* **EXERCISE INSTRUCTIONS**:
Of all the lines in the material, how many include the word "Shift"? Give only the number.

* **RECORDS**:
========================================
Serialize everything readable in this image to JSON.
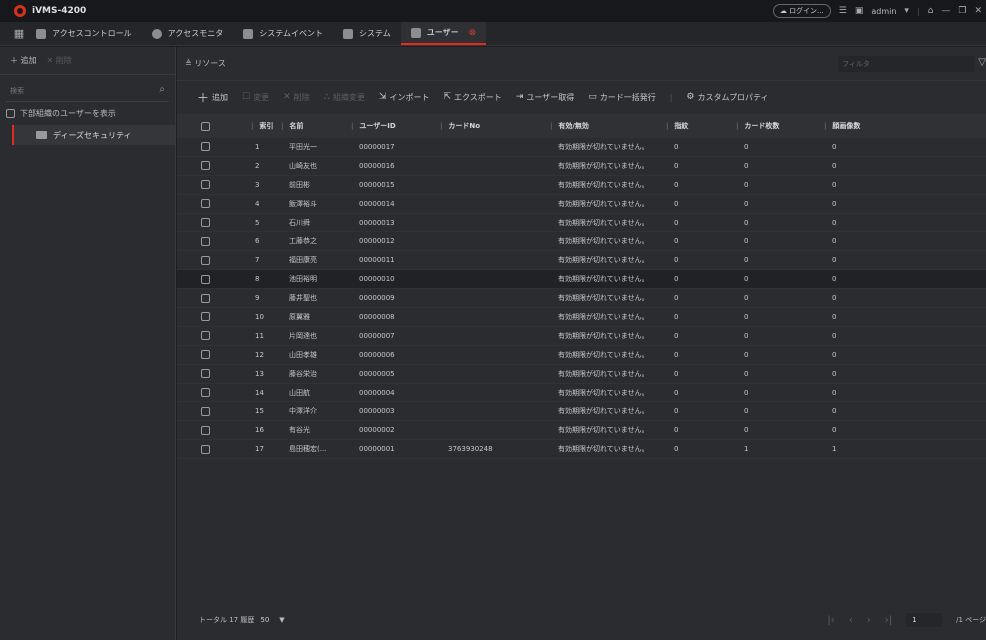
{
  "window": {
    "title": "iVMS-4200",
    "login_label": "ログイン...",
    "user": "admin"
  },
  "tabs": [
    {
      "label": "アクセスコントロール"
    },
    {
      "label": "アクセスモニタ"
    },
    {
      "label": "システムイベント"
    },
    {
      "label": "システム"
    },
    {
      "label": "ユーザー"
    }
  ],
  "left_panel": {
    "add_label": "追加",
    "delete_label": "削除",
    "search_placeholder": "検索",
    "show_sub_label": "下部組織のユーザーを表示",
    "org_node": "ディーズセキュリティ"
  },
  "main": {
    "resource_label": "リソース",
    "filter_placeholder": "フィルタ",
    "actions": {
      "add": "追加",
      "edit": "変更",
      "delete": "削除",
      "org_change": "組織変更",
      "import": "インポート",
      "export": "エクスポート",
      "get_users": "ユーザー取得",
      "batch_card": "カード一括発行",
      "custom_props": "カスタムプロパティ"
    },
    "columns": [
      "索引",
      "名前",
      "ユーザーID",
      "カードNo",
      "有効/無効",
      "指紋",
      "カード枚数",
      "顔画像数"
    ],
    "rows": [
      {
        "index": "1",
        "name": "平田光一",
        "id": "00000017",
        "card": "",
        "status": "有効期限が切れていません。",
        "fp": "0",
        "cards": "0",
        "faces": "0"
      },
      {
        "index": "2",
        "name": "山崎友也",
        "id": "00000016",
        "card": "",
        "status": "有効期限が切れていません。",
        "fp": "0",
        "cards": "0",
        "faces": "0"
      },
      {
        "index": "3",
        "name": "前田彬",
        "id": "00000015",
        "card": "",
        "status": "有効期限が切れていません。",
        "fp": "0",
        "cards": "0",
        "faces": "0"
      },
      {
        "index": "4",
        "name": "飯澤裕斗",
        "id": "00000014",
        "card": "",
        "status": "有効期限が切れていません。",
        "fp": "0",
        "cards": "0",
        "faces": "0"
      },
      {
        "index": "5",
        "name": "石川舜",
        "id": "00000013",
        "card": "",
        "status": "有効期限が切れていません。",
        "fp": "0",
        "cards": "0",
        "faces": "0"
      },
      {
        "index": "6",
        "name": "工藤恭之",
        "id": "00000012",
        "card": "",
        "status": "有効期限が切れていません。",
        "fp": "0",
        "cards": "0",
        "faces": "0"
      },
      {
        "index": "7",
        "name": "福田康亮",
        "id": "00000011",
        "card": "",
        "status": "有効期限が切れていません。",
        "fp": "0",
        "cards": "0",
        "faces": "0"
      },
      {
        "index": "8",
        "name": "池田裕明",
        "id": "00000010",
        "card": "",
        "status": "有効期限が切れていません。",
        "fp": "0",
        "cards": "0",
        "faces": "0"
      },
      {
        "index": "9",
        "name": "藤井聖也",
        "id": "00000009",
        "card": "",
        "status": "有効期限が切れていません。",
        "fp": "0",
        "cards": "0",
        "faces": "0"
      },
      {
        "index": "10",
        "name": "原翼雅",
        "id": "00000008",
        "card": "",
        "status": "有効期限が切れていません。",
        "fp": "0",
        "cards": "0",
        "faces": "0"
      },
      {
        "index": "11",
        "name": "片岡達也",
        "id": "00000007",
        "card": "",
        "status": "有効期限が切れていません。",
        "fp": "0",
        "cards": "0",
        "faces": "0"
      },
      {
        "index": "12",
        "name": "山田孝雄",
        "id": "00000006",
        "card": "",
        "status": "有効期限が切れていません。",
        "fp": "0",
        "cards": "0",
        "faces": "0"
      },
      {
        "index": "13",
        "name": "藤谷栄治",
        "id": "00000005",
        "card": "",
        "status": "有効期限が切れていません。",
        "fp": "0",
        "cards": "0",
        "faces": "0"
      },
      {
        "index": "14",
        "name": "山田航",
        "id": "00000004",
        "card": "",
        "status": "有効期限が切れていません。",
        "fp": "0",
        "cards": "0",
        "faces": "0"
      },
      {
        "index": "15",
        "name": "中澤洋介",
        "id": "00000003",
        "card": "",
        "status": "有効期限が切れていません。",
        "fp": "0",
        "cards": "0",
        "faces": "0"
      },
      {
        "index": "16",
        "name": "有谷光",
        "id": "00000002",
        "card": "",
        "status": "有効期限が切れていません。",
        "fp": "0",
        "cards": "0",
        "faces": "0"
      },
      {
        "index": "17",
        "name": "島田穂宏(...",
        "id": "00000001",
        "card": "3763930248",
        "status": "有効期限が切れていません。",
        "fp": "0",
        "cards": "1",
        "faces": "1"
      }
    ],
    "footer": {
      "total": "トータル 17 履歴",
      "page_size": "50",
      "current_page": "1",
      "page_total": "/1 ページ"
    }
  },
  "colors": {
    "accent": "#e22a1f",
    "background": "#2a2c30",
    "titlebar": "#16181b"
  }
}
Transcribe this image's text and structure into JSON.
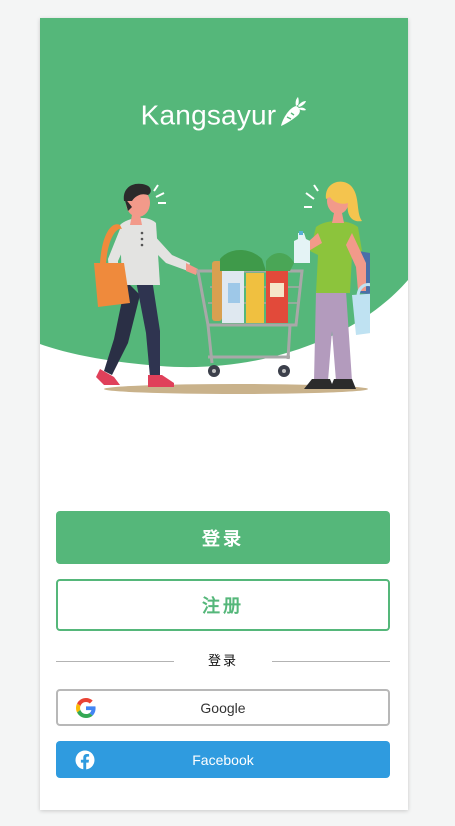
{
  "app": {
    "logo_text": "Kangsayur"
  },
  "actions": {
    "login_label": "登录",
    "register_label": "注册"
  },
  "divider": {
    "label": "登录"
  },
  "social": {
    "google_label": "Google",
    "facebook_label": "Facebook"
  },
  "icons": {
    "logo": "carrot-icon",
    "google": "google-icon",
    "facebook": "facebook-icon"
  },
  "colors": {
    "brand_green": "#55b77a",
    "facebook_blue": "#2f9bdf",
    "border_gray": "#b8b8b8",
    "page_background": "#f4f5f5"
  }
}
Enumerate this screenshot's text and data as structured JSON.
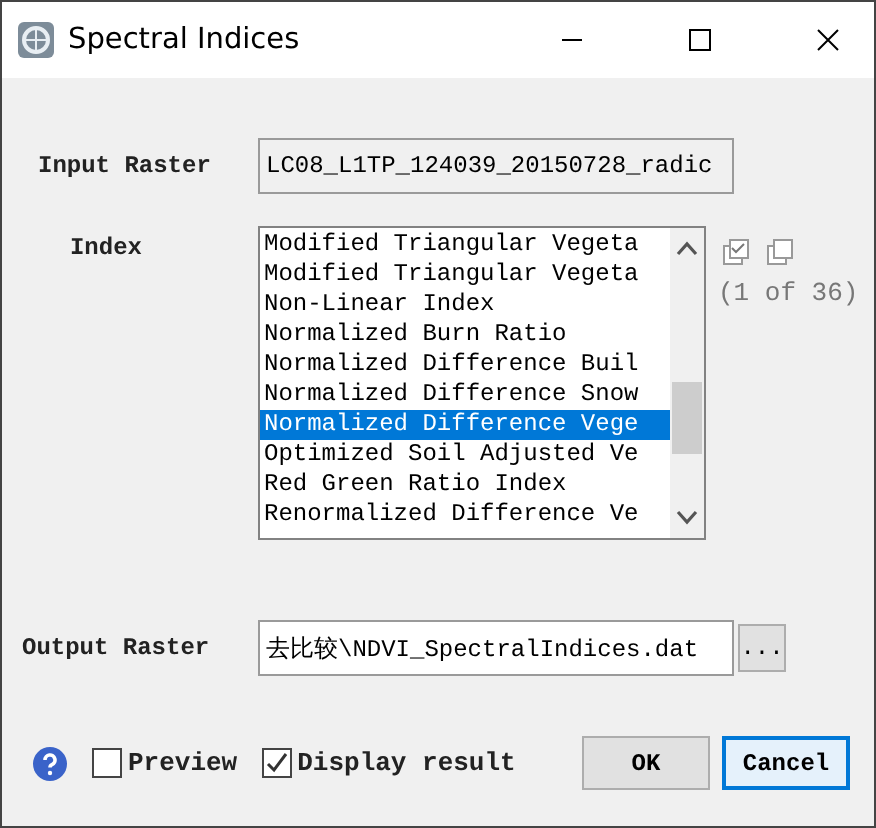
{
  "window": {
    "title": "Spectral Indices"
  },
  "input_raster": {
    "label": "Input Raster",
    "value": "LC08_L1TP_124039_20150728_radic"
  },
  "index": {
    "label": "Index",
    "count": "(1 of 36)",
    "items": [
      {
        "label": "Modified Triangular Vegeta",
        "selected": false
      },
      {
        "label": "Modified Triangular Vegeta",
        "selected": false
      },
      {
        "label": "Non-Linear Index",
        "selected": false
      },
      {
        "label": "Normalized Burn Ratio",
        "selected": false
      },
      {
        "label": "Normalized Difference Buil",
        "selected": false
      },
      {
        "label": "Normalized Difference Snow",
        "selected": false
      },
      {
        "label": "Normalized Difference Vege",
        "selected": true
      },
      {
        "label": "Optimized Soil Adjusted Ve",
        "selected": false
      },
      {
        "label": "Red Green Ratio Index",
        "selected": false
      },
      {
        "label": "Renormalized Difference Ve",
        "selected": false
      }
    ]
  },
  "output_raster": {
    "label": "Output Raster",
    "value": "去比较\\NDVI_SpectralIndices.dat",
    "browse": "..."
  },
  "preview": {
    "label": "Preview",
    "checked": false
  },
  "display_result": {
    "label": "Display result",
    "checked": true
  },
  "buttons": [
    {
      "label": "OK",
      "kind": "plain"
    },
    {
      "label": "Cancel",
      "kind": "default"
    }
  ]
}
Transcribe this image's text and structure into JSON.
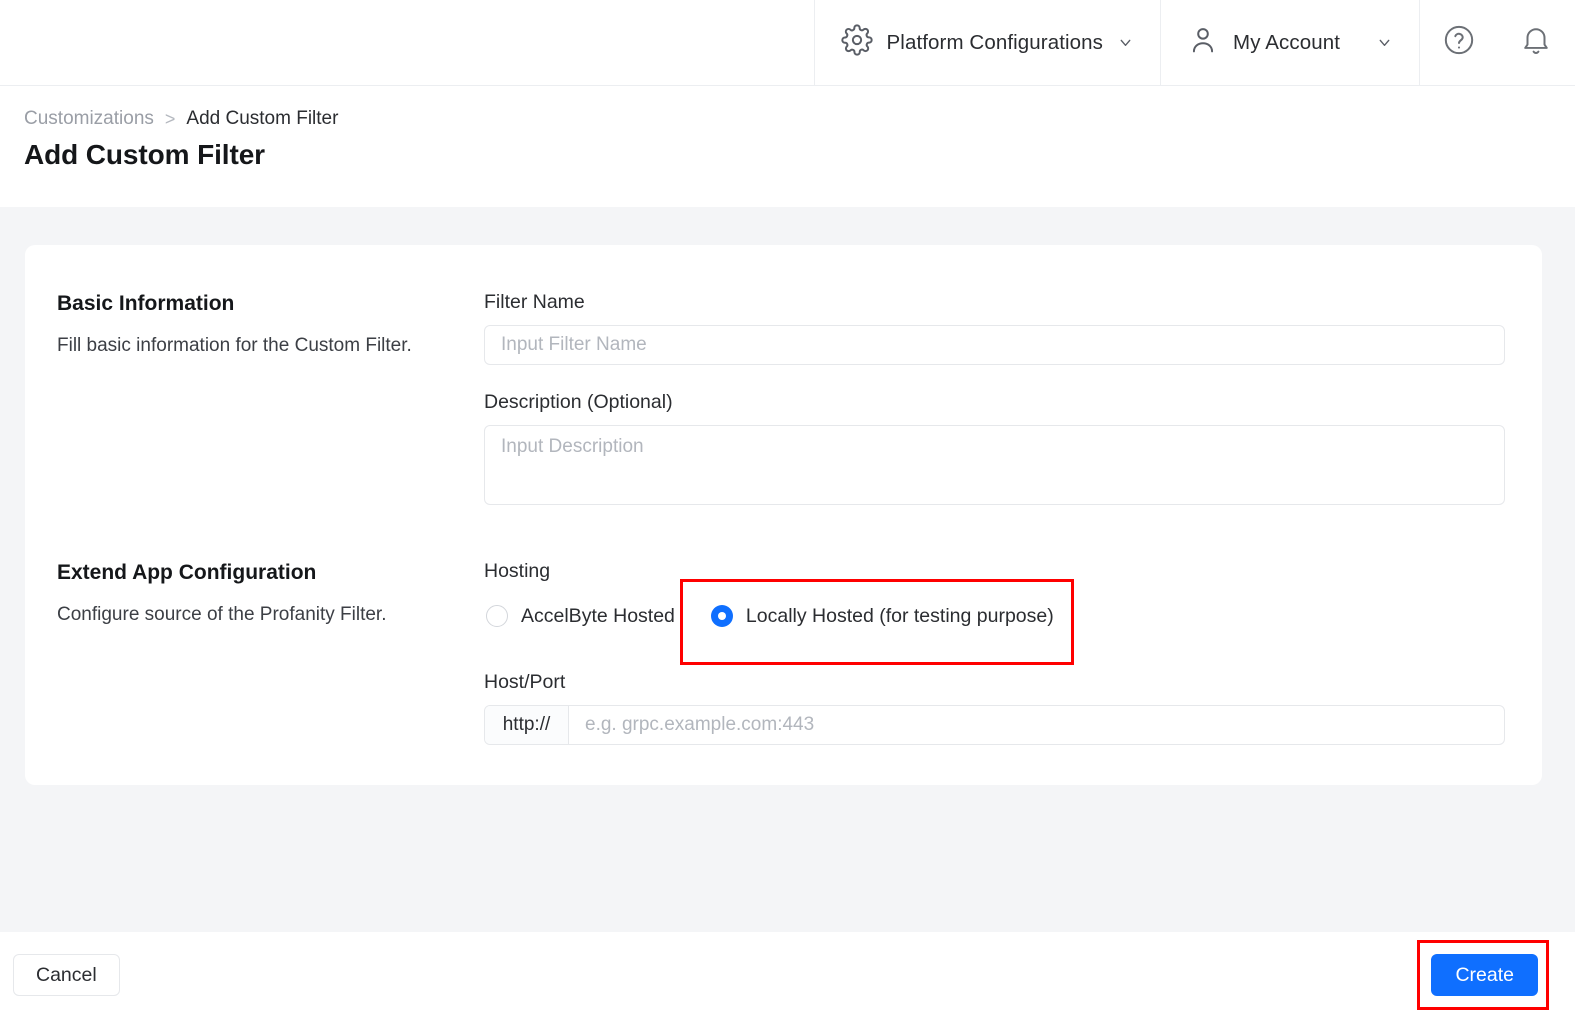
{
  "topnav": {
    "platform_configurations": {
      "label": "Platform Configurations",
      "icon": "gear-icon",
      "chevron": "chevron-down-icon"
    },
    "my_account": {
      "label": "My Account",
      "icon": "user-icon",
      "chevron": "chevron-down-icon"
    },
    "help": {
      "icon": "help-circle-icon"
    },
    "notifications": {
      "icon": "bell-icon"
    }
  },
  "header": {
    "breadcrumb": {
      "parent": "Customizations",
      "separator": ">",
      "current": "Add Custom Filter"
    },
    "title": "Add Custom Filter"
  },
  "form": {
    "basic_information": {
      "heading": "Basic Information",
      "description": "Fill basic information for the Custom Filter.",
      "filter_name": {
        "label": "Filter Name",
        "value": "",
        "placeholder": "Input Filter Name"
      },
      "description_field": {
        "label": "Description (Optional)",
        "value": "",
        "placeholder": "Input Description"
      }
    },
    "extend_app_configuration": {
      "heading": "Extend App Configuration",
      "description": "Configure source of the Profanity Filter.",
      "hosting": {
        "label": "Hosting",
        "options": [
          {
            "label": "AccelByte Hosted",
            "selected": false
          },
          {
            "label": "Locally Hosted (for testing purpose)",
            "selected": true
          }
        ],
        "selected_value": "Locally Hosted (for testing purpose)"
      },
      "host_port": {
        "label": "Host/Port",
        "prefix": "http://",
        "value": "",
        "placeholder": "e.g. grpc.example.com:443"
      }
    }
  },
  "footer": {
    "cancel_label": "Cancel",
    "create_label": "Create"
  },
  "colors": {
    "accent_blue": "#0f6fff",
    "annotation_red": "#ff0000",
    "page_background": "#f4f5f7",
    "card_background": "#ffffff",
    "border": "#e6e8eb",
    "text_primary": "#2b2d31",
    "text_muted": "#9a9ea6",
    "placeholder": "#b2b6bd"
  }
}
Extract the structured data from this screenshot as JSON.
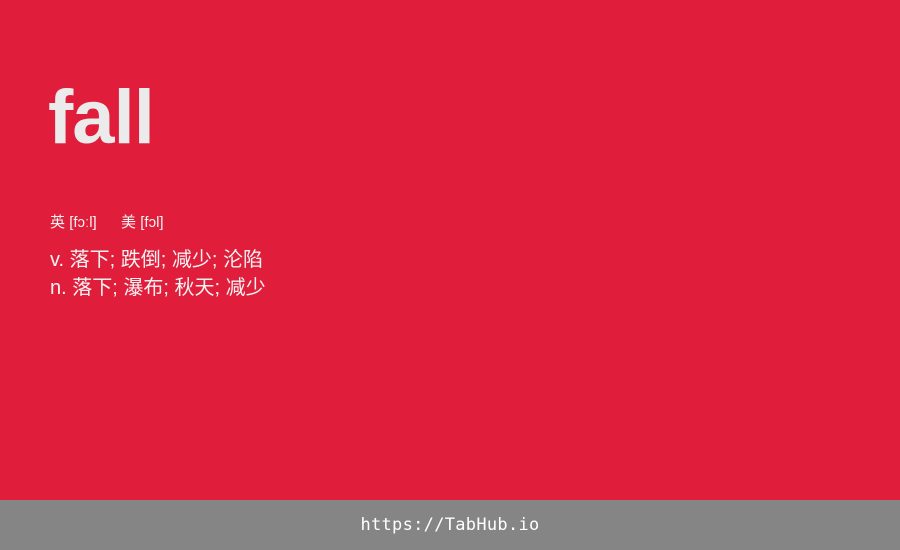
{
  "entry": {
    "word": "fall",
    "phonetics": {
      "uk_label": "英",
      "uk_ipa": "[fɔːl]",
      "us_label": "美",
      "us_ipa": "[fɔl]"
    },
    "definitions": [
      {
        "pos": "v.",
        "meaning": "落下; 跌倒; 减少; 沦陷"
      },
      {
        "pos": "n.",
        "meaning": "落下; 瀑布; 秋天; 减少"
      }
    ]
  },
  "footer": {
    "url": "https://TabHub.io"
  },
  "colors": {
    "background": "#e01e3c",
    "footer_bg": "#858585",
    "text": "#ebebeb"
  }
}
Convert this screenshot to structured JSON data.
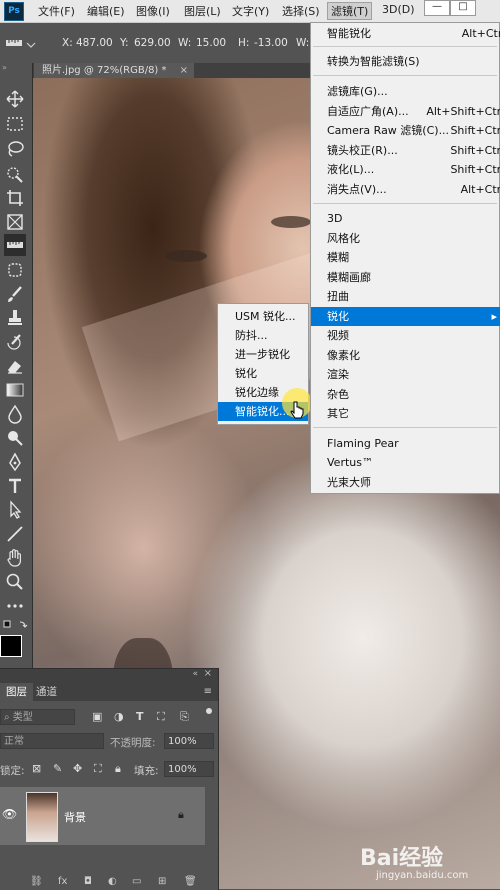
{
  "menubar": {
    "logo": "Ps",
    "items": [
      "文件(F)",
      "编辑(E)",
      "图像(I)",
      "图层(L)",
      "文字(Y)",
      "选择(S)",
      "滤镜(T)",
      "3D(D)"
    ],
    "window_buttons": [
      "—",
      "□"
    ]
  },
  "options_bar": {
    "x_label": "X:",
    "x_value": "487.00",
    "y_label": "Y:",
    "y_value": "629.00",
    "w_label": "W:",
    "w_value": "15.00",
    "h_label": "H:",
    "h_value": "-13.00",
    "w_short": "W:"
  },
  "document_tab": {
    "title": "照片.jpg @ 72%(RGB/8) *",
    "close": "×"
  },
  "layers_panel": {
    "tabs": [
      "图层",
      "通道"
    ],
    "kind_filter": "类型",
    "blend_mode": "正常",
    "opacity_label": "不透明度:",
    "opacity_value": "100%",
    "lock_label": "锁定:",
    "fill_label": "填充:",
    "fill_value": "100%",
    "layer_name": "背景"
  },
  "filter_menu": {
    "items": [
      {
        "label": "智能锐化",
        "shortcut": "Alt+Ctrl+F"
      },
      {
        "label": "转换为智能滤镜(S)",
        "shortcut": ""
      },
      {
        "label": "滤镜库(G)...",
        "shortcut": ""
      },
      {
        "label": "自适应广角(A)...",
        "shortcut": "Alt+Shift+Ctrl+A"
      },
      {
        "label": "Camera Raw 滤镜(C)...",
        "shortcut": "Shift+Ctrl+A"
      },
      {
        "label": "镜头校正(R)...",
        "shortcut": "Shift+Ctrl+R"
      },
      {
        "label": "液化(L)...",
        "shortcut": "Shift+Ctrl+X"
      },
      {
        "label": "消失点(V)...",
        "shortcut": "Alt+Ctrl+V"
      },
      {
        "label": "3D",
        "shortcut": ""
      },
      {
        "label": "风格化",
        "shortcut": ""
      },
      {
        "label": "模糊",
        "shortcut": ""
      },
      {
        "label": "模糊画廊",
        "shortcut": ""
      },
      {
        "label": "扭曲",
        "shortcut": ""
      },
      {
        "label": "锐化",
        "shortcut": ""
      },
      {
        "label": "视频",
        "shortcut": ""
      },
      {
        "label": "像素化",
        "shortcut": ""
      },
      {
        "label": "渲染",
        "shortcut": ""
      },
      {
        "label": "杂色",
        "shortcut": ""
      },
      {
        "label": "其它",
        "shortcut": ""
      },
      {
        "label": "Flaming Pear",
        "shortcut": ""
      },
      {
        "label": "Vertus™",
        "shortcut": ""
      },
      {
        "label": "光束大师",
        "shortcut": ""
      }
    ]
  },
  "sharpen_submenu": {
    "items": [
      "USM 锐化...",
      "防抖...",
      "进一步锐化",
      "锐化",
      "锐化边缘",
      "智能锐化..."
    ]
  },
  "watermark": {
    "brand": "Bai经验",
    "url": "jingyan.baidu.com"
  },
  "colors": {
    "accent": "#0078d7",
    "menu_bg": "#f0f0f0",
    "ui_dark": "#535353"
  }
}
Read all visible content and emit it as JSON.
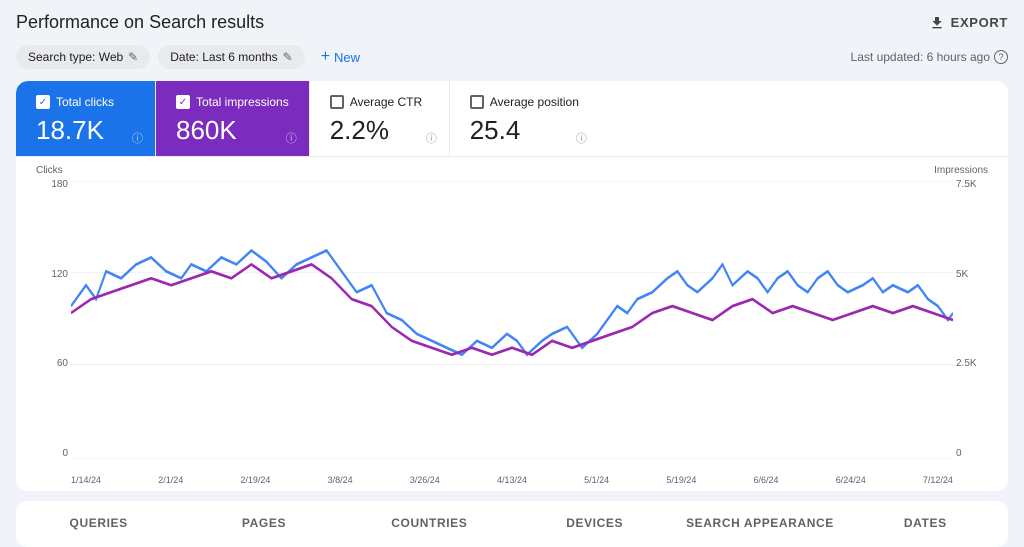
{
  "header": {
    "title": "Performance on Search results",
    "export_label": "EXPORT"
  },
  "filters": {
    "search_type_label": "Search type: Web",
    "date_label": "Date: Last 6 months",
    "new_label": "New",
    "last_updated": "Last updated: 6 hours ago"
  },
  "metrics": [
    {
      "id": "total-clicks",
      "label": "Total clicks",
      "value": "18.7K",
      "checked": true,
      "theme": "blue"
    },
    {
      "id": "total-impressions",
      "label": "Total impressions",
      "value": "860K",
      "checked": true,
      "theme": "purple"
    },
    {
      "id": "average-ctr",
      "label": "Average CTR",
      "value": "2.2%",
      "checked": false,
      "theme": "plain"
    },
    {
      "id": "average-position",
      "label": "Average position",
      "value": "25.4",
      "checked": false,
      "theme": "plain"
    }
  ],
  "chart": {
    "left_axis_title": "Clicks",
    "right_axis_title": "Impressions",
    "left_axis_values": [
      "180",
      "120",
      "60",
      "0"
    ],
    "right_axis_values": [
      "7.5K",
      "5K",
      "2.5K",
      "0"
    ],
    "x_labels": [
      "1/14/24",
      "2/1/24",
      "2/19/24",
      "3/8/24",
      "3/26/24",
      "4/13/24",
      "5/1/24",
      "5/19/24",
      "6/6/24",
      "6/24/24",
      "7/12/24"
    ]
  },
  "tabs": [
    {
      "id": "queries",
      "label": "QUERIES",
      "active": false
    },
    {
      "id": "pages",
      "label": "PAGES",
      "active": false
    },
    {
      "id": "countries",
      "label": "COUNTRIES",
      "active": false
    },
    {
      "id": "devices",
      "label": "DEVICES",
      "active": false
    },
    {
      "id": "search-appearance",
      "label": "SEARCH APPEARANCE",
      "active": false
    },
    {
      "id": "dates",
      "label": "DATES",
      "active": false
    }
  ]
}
========================================
* **SOLUTION TO THIS EXERCISE**:
4